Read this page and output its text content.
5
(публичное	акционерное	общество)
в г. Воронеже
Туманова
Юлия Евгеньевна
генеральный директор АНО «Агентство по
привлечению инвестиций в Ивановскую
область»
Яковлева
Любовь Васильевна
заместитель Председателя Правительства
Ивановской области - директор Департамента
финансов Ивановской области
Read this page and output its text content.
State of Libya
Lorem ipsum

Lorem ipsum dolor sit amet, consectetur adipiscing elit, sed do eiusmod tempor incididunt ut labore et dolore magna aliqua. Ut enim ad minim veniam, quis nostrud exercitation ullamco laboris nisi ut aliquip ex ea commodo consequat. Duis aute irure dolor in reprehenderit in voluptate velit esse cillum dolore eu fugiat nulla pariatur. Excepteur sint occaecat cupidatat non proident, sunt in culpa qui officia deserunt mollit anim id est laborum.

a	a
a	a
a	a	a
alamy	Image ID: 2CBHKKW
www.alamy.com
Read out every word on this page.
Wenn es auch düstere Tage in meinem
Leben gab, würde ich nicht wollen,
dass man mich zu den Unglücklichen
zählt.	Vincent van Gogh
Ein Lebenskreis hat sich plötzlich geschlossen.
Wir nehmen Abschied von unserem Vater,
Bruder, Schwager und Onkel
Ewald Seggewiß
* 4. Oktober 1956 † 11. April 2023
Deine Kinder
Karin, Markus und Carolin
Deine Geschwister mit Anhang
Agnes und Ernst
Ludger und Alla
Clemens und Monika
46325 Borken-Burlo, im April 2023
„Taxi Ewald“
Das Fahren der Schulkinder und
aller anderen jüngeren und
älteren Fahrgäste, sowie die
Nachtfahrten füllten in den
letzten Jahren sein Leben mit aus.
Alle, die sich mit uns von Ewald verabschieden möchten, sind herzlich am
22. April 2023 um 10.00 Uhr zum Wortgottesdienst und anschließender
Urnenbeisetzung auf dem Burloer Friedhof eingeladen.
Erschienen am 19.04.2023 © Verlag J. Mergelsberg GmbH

________________________

▶ _WRITTEN EXERCISE_: Print all the data exactly.

▶ _EXPECTED ANSWER_:
Read this page and output its text content.
5
(публичное	акционерное	общество)
в г. Воронеже
Туманова
Юлия Евгеньевна
генеральный директор АНО «Агентство по
привлечению инвестиций в Ивановскую
область»
Яковлева
Любовь Васильевна
заместитель Председателя Правительства
Ивановской области - директор Департамента
финансов Ивановской области
Read this page and output its text content.
State of Libya
Lorem ipsum

Lorem ipsum dolor sit amet, consectetur adipiscing elit, sed do eiusmod tempor incididunt ut labore et dolore magna aliqua. Ut enim ad minim veniam, quis nostrud exercitation ullamco laboris nisi ut aliquip ex ea commodo consequat. Duis aute irure dolor in reprehenderit in voluptate velit esse cillum dolore eu fugiat nulla pariatur. Excepteur sint occaecat cupidatat non proident, sunt in culpa qui officia deserunt mollit anim id est laborum.

a	a
a	a
a	a	a
alamy	Image ID: 2CBHKKW
www.alamy.com
Read out every word on this page.
Wenn es auch düstere Tage in meinem
Leben gab, würde ich nicht wollen,
dass man mich zu den Unglücklichen
zählt.	Vincent van Gogh
Ein Lebenskreis hat sich plötzlich geschlossen.
Wir nehmen Abschied von unserem Vater,
Bruder, Schwager und Onkel
Ewald Seggewiß
* 4. Oktober 1956 † 11. April 2023
Deine Kinder
Karin, Markus und Carolin
Deine Geschwister mit Anhang
Agnes und Ernst
Ludger und Alla
Clemens und Monika
46325 Borken-Burlo, im April 2023
„Taxi Ewald“
Das Fahren der Schulkinder und
aller anderen jüngeren und
älteren Fahrgäste, sowie die
Nachtfahrten füllten in den
letzten Jahren sein Leben mit aus.
Alle, die sich mit uns von Ewald verabschieden möchten, sind herzlich am
22. April 2023 um 10.00 Uhr zum Wortgottesdienst und anschließender
Urnenbeisetzung auf dem Burloer Friedhof eingeladen.
Erschienen am 19.04.2023 © Verlag J. Mergelsberg GmbH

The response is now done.